Exercise prompt
In the entries, find all lines that hold the word "Hillsborough" and copy them.

___ Material for this exercise ___

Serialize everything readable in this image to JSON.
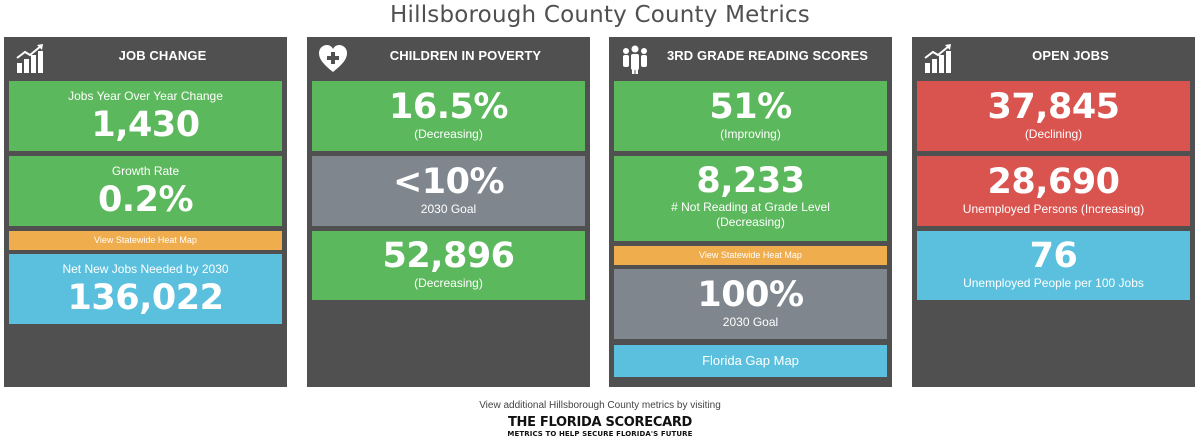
{
  "page": {
    "title": "Hillsborough County County Metrics"
  },
  "colors": {
    "green": "#5cb85c",
    "gray": "#7f868e",
    "red": "#d9534f",
    "blue": "#5bc0de",
    "orange": "#f0ad4e",
    "panel": "#505050"
  },
  "panels": [
    {
      "title": "JOB CHANGE",
      "icon": "bar-chart-growth-icon",
      "tiles": [
        {
          "label": "Jobs Year Over Year Change",
          "value": "1,430"
        },
        {
          "label": "Growth Rate",
          "value": "0.2%"
        },
        {
          "link": "View Statewide Heat Map"
        },
        {
          "label": "Net New Jobs Needed by 2030",
          "value": "136,022"
        }
      ]
    },
    {
      "title": "CHILDREN IN POVERTY",
      "icon": "heart-plus-icon",
      "tiles": [
        {
          "value": "16.5%",
          "note": "(Decreasing)"
        },
        {
          "value": "<10%",
          "note": "2030 Goal"
        },
        {
          "value": "52,896",
          "note": "(Decreasing)"
        }
      ]
    },
    {
      "title": "3RD GRADE READING SCORES",
      "icon": "group-people-icon",
      "tiles": [
        {
          "value": "51%",
          "note": "(Improving)"
        },
        {
          "value": "8,233",
          "note": "# Not Reading at Grade Level",
          "note2": "(Decreasing)"
        },
        {
          "link": "View Statewide Heat Map"
        },
        {
          "value": "100%",
          "note": "2030 Goal"
        },
        {
          "link": "Florida Gap Map"
        }
      ]
    },
    {
      "title": "OPEN JOBS",
      "icon": "bar-chart-growth-icon",
      "tiles": [
        {
          "value": "37,845",
          "note": "(Declining)"
        },
        {
          "value": "28,690",
          "note": "Unemployed Persons (Increasing)"
        },
        {
          "value": "76",
          "note": "Unemployed People per 100 Jobs"
        }
      ]
    }
  ],
  "footer": {
    "text": "View additional Hillsborough County metrics by visiting",
    "logo_main": "THE FLORIDA SCORECARD",
    "logo_sub": "METRICS TO HELP SECURE FLORIDA'S FUTURE"
  }
}
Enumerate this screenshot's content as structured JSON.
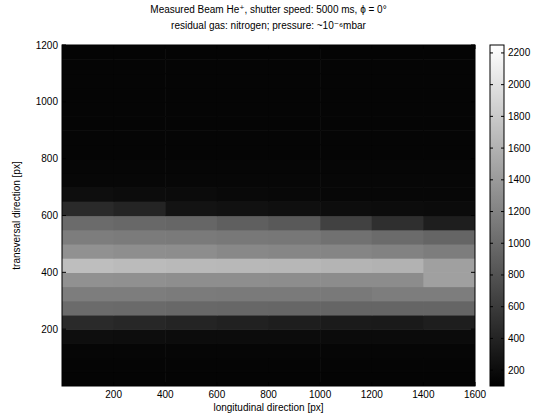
{
  "chart_data": {
    "type": "heatmap",
    "title": "Measured Beam He⁺, shutter speed: 5000 ms, ϕ = 0°",
    "subtitle": "residual gas: nitrogen; pressure: ~10⁻⁶mbar",
    "x_label": "longitudinal direction [px]",
    "y_label": "transversal direction [px]",
    "xlim": [
      0,
      1600
    ],
    "ylim": [
      0,
      1200
    ],
    "xticks": [
      200,
      400,
      600,
      800,
      1000,
      1200,
      1400,
      1600
    ],
    "yticks": [
      200,
      400,
      600,
      800,
      1000,
      1200
    ],
    "x_edges": [
      0,
      200,
      400,
      600,
      800,
      1000,
      1200,
      1400,
      1600
    ],
    "y_edges": [
      0,
      50,
      100,
      150,
      200,
      250,
      300,
      350,
      400,
      450,
      500,
      550,
      600,
      650,
      700,
      750,
      800,
      850,
      900,
      950,
      1000,
      1050,
      1100,
      1150,
      1200
    ],
    "values": [
      [
        130,
        130,
        130,
        130,
        130,
        130,
        130,
        130
      ],
      [
        140,
        140,
        140,
        140,
        140,
        140,
        140,
        140
      ],
      [
        150,
        150,
        150,
        150,
        150,
        150,
        150,
        150
      ],
      [
        220,
        210,
        200,
        200,
        200,
        190,
        190,
        190
      ],
      [
        450,
        430,
        400,
        380,
        350,
        330,
        320,
        350
      ],
      [
        1000,
        990,
        980,
        970,
        960,
        950,
        950,
        950
      ],
      [
        1150,
        1150,
        1140,
        1130,
        1130,
        1120,
        1150,
        1150
      ],
      [
        1320,
        1310,
        1300,
        1300,
        1290,
        1280,
        1280,
        1450
      ],
      [
        1700,
        1680,
        1660,
        1650,
        1640,
        1620,
        1600,
        1450
      ],
      [
        1320,
        1300,
        1290,
        1250,
        1230,
        1220,
        1200,
        1150
      ],
      [
        1150,
        1140,
        1130,
        1110,
        1100,
        1050,
        1000,
        950
      ],
      [
        1000,
        980,
        960,
        900,
        850,
        650,
        500,
        350
      ],
      [
        450,
        400,
        260,
        240,
        230,
        210,
        200,
        190
      ],
      [
        220,
        200,
        190,
        180,
        170,
        160,
        160,
        160
      ],
      [
        160,
        160,
        160,
        160,
        160,
        160,
        160,
        160
      ],
      [
        150,
        150,
        150,
        150,
        150,
        150,
        150,
        150
      ],
      [
        140,
        140,
        140,
        140,
        140,
        140,
        140,
        140
      ],
      [
        140,
        140,
        140,
        140,
        140,
        140,
        140,
        140
      ],
      [
        140,
        140,
        140,
        140,
        140,
        140,
        140,
        140
      ],
      [
        140,
        140,
        140,
        140,
        140,
        140,
        140,
        140
      ],
      [
        140,
        140,
        140,
        140,
        140,
        140,
        140,
        140
      ],
      [
        140,
        140,
        140,
        140,
        140,
        140,
        140,
        140
      ],
      [
        140,
        140,
        140,
        140,
        140,
        140,
        140,
        140
      ],
      [
        130,
        130,
        130,
        130,
        130,
        130,
        130,
        130
      ]
    ],
    "color": "gray",
    "colorbar_lim": [
      100,
      2250
    ],
    "colorbar_ticks": [
      200,
      400,
      600,
      800,
      1000,
      1200,
      1400,
      1600,
      1800,
      2000,
      2200
    ]
  }
}
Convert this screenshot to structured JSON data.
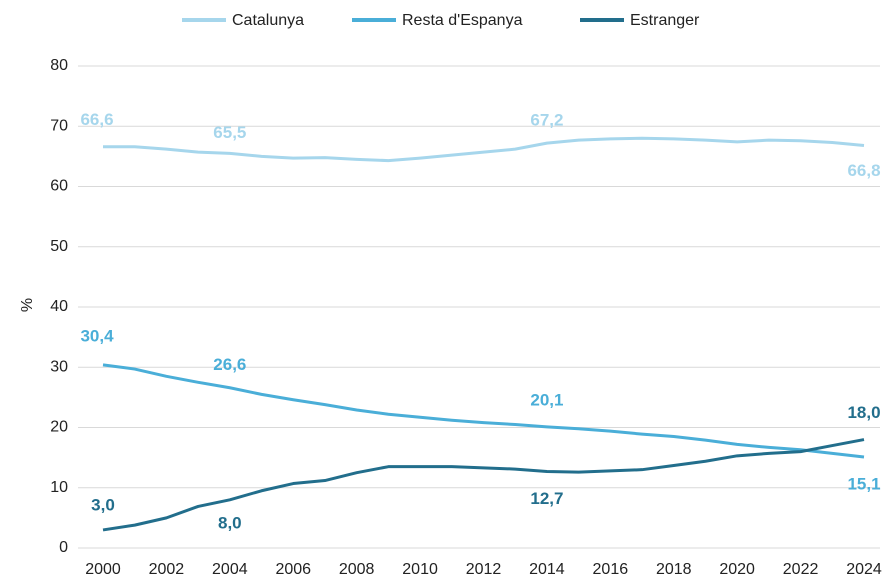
{
  "chart_data": {
    "type": "line",
    "y_label": "%",
    "x": [
      2000,
      2001,
      2002,
      2003,
      2004,
      2005,
      2006,
      2007,
      2008,
      2009,
      2010,
      2011,
      2012,
      2013,
      2014,
      2015,
      2016,
      2017,
      2018,
      2019,
      2020,
      2021,
      2022,
      2023,
      2024
    ],
    "series": [
      {
        "name": "Catalunya",
        "color": "#a6d6ec",
        "values": [
          66.6,
          66.6,
          66.2,
          65.7,
          65.5,
          65.0,
          64.7,
          64.8,
          64.5,
          64.3,
          64.7,
          65.2,
          65.7,
          66.2,
          67.2,
          67.7,
          67.9,
          68.0,
          67.9,
          67.7,
          67.4,
          67.7,
          67.6,
          67.3,
          66.8
        ],
        "value_labels": [
          "66,6",
          null,
          null,
          null,
          "65,5",
          null,
          null,
          null,
          null,
          null,
          null,
          null,
          null,
          null,
          "67,2",
          null,
          null,
          null,
          null,
          null,
          null,
          null,
          null,
          null,
          "66,8"
        ]
      },
      {
        "name": "Resta d'Espanya",
        "color": "#4aaed8",
        "values": [
          30.4,
          29.7,
          28.5,
          27.5,
          26.6,
          25.5,
          24.6,
          23.8,
          22.9,
          22.2,
          21.7,
          21.2,
          20.8,
          20.5,
          20.1,
          19.8,
          19.4,
          18.9,
          18.5,
          17.9,
          17.2,
          16.7,
          16.3,
          15.7,
          15.1
        ],
        "value_labels": [
          "30,4",
          null,
          null,
          null,
          "26,6",
          null,
          null,
          null,
          null,
          null,
          null,
          null,
          null,
          null,
          "20,1",
          null,
          null,
          null,
          null,
          null,
          null,
          null,
          null,
          null,
          "15,1"
        ]
      },
      {
        "name": "Estranger",
        "color": "#226e8c",
        "values": [
          3.0,
          3.8,
          5.0,
          6.9,
          8.0,
          9.5,
          10.7,
          11.2,
          12.5,
          13.5,
          13.5,
          13.5,
          13.3,
          13.1,
          12.7,
          12.6,
          12.8,
          13.0,
          13.7,
          14.4,
          15.3,
          15.7,
          16.0,
          17.0,
          18.0
        ],
        "value_labels": [
          "3,0",
          null,
          null,
          null,
          "8,0",
          null,
          null,
          null,
          null,
          null,
          null,
          null,
          null,
          null,
          "12,7",
          null,
          null,
          null,
          null,
          null,
          null,
          null,
          null,
          null,
          "18,0"
        ]
      }
    ],
    "xlim": [
      2000,
      2024
    ],
    "xticks": [
      2000,
      2002,
      2004,
      2006,
      2008,
      2010,
      2012,
      2014,
      2016,
      2018,
      2020,
      2022,
      2024
    ],
    "ylim": [
      0,
      80
    ],
    "yticks": [
      0,
      10,
      20,
      30,
      40,
      50,
      60,
      70,
      80
    ],
    "grid": true,
    "legend": "top"
  }
}
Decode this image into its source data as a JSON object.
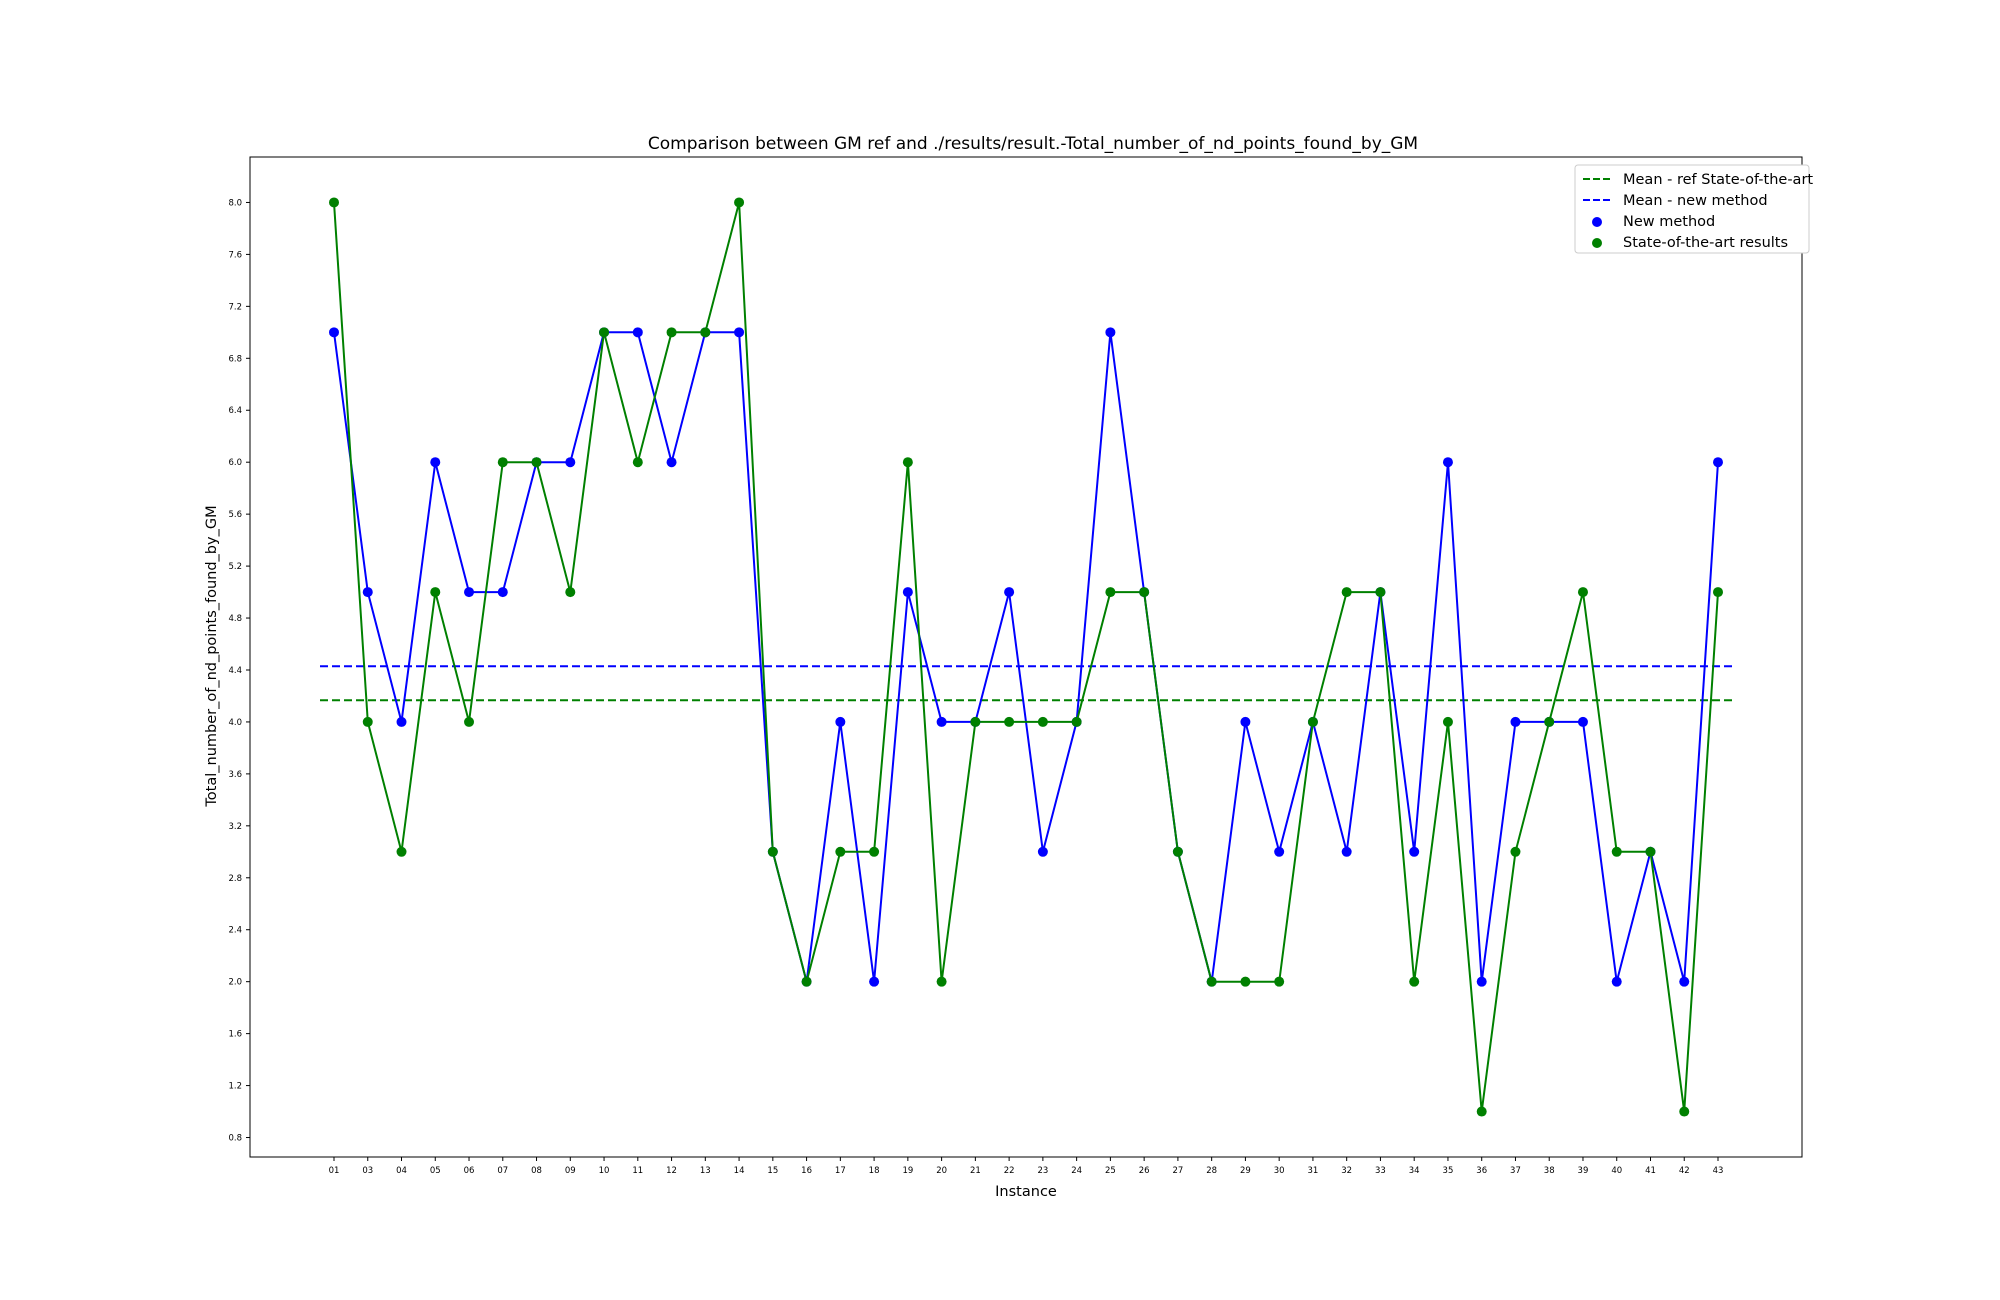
{
  "chart_data": {
    "type": "line",
    "title": "Comparison between GM ref and ./results/result.-Total_number_of_nd_points_found_by_GM",
    "xlabel": "Instance",
    "ylabel": "Total_number_of_nd_points_found_by_GM",
    "categories": [
      "01",
      "03",
      "04",
      "05",
      "06",
      "07",
      "08",
      "09",
      "10",
      "11",
      "12",
      "13",
      "14",
      "15",
      "16",
      "17",
      "18",
      "19",
      "20",
      "21",
      "22",
      "23",
      "24",
      "25",
      "26",
      "27",
      "28",
      "29",
      "30",
      "31",
      "32",
      "33",
      "34",
      "35",
      "36",
      "37",
      "38",
      "39",
      "40",
      "41",
      "42",
      "43"
    ],
    "series": [
      {
        "name": "New method",
        "color": "#0000ff",
        "values": [
          7,
          5,
          4,
          6,
          5,
          5,
          6,
          6,
          7,
          7,
          6,
          7,
          7,
          3,
          2,
          4,
          2,
          5,
          4,
          4,
          5,
          3,
          4,
          7,
          5,
          3,
          2,
          4,
          3,
          4,
          3,
          5,
          3,
          6,
          2,
          4,
          4,
          4,
          2,
          3,
          2,
          6
        ]
      },
      {
        "name": "State-of-the-art results",
        "color": "#008000",
        "values": [
          8,
          4,
          3,
          5,
          4,
          6,
          6,
          5,
          7,
          6,
          7,
          7,
          8,
          3,
          2,
          3,
          3,
          6,
          2,
          4,
          4,
          4,
          4,
          5,
          5,
          3,
          2,
          2,
          2,
          4,
          5,
          5,
          2,
          4,
          1,
          3,
          4,
          5,
          3,
          3,
          1,
          5
        ]
      }
    ],
    "mean_lines": [
      {
        "name": "Mean - ref State-of-the-art",
        "color": "#008000",
        "value": 4.1667
      },
      {
        "name": "Mean - new method",
        "color": "#0000ff",
        "value": 4.4286
      }
    ],
    "yticks": [
      "0.8",
      "1.2",
      "1.6",
      "2.0",
      "2.4",
      "2.8",
      "3.2",
      "3.6",
      "4.0",
      "4.4",
      "4.8",
      "5.2",
      "5.6",
      "6.0",
      "6.4",
      "6.8",
      "7.2",
      "7.6",
      "8.0"
    ],
    "ylim": [
      0.65,
      8.35
    ],
    "grid": false,
    "legend": {
      "placement": "top-right",
      "entries": [
        "Mean - ref State-of-the-art",
        "Mean - new method",
        "New method",
        "State-of-the-art results"
      ]
    }
  }
}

___

Answer to the task
    "title": "Hillsborough County County Metrics"
    "text": "View additional Hillsborough County metrics by visiting",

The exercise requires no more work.